_Given instruction_.
Exclude the pictures, then repeat the remaining data exactly.

┌─ Provided records

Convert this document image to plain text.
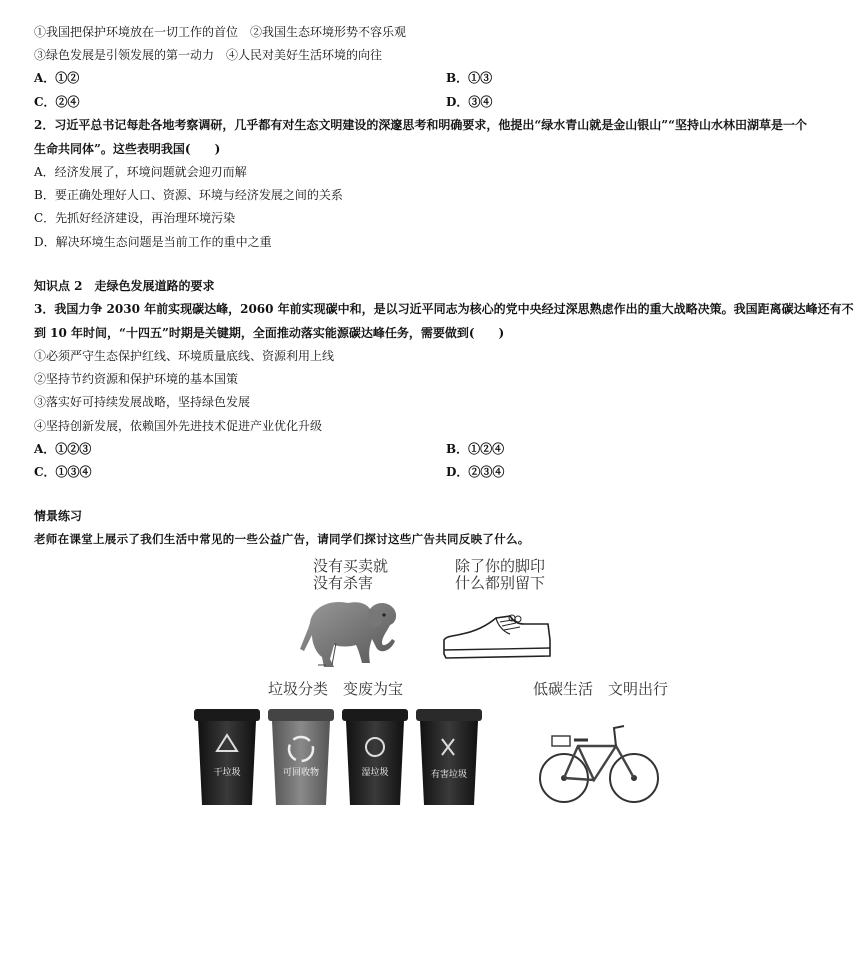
①我国把保护环境放在一切工作的首位　②我国生态环境形势不容乐观
③绿色发展是引领发展的第一动力　④人民对美好生活环境的向往
A．①②	B．①③
C．②④	D．③④
2．习近平总书记每赴各地考察调研，几乎都有对生态文明建设的深邃思考和明确要求，他提出“绿水青山就是金山银山”“坚持山水林田湖草是一个
生命共同体”。这些表明我国(　　)
A．经济发展了，环境问题就会迎刃而解
B．要正确处理好人口、资源、环境与经济发展之间的关系
C．先抓好经济建设，再治理环境污染
D．解决环境生态问题是当前工作的重中之重
知识点 2　走绿色发展道路的要求
3．我国力争 2030 年前实现碳达峰，2060 年前实现碳中和，是以习近平同志为核心的党中央经过深思熟虑作出的重大战略决策。我国距离碳达峰还有不
到 10 年时间，“十四五”时期是关键期，全面推动落实能源碳达峰任务，需要做到(　　)
①必须严守生态保护红线、环境质量底线、资源利用上线
②坚持节约资源和保护环境的基本国策
③落实好可持续发展战略，坚持绿色发展
④坚持创新发展，依赖国外先进技术促进产业优化升级
A．①②③	B．①②④
C．①③④	D．②③④
情景练习
老师在课堂上展示了我们生活中常见的一些公益广告，请同学们探讨这些广告共同反映了什么。
没有买卖就
没有杀害
除了你的脚印
什么都别留下
垃圾分类　变废为宝	低碳生活　文明出行
干垃圾	可回收物	湿垃圾	有害垃圾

└─

_Exercise solution_.
Convert this document image to plain text.
①我国把保护环境放在一切工作的首位　②我国生态环境形势不容乐观
③绿色发展是引领发展的第一动力　④人民对美好生活环境的向往
A．①②	B．①③
C．②④	D．③④
2．习近平总书记每赴各地考察调研，几乎都有对生态文明建设的深邃思考和明确要求，他提出“绿水青山就是金山银山”“坚持山水林田湖草是一个
生命共同体”。这些表明我国(　　)
A．经济发展了，环境问题就会迎刃而解
B．要正确处理好人口、资源、环境与经济发展之间的关系
C．先抓好经济建设，再治理环境污染
D．解决环境生态问题是当前工作的重中之重
知识点 2　走绿色发展道路的要求
3．我国力争 2030 年前实现碳达峰，2060 年前实现碳中和，是以习近平同志为核心的党中央经过深思熟虑作出的重大战略决策。我国距离碳达峰还有不
到 10 年时间，“十四五”时期是关键期，全面推动落实能源碳达峰任务，需要做到(　　)
①必须严守生态保护红线、环境质量底线、资源利用上线
②坚持节约资源和保护环境的基本国策
③落实好可持续发展战略，坚持绿色发展
④坚持创新发展，依赖国外先进技术促进产业优化升级
A．①②③	B．①②④
C．①③④	D．②③④
情景练习
老师在课堂上展示了我们生活中常见的一些公益广告，请同学们探讨这些广告共同反映了什么。
没有买卖就
没有杀害
除了你的脚印
什么都别留下
垃圾分类　变废为宝	低碳生活　文明出行
干垃圾	可回收物	湿垃圾	有害垃圾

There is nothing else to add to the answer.